▶ **Work required**: List every line in the records below that contains the string "chart", matching case exactly.

▶ **Records for the exercise**:
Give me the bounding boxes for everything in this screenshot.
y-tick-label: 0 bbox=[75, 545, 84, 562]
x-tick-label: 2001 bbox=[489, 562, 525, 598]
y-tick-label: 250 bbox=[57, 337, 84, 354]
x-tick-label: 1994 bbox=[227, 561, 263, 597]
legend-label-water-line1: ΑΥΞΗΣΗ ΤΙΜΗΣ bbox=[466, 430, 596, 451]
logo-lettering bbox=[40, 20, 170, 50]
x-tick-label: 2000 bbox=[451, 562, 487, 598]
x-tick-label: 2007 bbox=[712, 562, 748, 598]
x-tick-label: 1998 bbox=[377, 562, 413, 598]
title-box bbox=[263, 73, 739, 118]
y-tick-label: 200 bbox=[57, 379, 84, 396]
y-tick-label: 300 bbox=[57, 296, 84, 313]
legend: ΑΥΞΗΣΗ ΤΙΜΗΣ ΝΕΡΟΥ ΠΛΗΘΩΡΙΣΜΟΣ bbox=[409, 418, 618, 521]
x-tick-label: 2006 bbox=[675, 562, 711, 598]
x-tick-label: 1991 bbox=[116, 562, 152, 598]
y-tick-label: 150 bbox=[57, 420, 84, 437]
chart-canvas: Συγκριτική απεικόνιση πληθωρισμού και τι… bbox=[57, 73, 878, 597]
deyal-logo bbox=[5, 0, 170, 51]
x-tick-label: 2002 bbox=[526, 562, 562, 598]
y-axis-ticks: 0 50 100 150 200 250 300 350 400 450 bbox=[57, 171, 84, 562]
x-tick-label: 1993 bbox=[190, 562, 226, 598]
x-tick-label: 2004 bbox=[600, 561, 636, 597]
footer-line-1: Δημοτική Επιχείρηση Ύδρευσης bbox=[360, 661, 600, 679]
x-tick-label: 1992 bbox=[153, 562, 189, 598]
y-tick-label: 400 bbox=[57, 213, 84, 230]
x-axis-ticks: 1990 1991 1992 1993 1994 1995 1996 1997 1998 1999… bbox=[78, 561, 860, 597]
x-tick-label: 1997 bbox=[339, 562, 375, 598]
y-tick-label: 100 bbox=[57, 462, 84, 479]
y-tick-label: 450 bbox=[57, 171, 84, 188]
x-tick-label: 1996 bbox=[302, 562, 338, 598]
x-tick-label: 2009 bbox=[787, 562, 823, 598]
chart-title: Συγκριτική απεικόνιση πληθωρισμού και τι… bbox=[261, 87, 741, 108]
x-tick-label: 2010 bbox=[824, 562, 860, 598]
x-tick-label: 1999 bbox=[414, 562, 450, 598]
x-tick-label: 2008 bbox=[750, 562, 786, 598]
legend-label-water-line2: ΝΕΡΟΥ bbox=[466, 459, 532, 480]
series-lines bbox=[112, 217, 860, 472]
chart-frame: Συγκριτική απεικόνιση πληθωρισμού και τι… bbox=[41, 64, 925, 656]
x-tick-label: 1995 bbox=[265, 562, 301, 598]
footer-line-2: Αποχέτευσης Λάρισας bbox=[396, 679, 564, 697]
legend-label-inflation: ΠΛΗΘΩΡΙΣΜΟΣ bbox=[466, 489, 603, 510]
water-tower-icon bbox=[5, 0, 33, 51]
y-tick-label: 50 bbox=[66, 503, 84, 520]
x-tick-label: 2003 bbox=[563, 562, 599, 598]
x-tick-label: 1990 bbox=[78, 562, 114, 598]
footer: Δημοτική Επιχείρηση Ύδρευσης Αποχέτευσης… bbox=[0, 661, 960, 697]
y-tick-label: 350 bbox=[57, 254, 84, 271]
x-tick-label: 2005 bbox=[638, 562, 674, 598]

▶ **Finished answer**:
chart-canvas: Συγκριτική απεικόνιση πληθωρισμού και τι… bbox=[57, 73, 878, 597]
chart-title: Συγκριτική απεικόνιση πληθωρισμού και τι… bbox=[261, 87, 741, 108]
chart-frame: Συγκριτική απεικόνιση πληθωρισμού και τι… bbox=[41, 64, 925, 656]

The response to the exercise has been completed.